What to produce:
From the entries below, copy every line holding the word "Pima".

Supplied records:
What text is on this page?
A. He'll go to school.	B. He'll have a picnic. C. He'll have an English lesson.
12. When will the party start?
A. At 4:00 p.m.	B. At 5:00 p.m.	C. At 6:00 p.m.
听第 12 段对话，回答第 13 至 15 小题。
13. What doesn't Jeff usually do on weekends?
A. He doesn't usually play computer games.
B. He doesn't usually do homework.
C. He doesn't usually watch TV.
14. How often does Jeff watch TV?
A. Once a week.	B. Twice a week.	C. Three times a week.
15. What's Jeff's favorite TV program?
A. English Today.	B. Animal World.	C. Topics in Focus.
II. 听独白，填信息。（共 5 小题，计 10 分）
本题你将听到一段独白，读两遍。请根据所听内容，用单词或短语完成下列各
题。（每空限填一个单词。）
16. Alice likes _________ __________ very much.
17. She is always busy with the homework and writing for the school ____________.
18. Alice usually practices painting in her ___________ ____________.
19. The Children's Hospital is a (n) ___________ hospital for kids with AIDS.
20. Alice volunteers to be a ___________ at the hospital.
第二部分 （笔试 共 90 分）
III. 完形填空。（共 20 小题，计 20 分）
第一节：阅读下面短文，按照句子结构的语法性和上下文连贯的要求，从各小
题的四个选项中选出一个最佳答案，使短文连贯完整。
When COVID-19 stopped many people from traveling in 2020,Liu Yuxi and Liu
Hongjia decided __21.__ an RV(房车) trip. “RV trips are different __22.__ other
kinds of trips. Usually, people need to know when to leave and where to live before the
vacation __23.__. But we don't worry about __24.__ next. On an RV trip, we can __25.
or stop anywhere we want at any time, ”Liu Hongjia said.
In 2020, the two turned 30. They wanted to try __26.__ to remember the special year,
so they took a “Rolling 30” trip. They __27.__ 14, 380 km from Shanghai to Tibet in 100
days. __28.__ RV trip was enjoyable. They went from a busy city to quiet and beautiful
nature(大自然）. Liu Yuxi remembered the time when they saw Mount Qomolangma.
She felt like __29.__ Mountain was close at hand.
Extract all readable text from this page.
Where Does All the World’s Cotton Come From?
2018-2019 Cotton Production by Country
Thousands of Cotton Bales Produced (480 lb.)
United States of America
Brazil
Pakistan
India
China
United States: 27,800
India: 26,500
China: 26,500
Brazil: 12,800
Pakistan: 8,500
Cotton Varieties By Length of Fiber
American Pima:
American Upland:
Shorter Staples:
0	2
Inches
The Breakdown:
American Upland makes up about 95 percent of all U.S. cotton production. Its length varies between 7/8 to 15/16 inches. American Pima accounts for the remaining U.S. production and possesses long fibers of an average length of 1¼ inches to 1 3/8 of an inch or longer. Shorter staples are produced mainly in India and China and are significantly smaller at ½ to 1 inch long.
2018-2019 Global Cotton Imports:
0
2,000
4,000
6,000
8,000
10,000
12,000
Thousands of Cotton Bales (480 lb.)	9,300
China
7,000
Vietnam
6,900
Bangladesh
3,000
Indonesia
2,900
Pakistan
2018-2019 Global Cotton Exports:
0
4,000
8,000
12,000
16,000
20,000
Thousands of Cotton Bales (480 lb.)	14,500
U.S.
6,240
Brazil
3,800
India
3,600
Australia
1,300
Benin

Final result:
American Pima:
American Upland makes up about 95 percent of all U.S. cotton production. Its length varies between 7/8 to 15/16 inches. American Pima accounts for the remaining U.S. production and possesses long fibers of an average length of 1¼ inches to 1 3/8 of an inch or longer. Shorter staples are produced mainly in India and China and are significantly smaller at ½ to 1 inch long.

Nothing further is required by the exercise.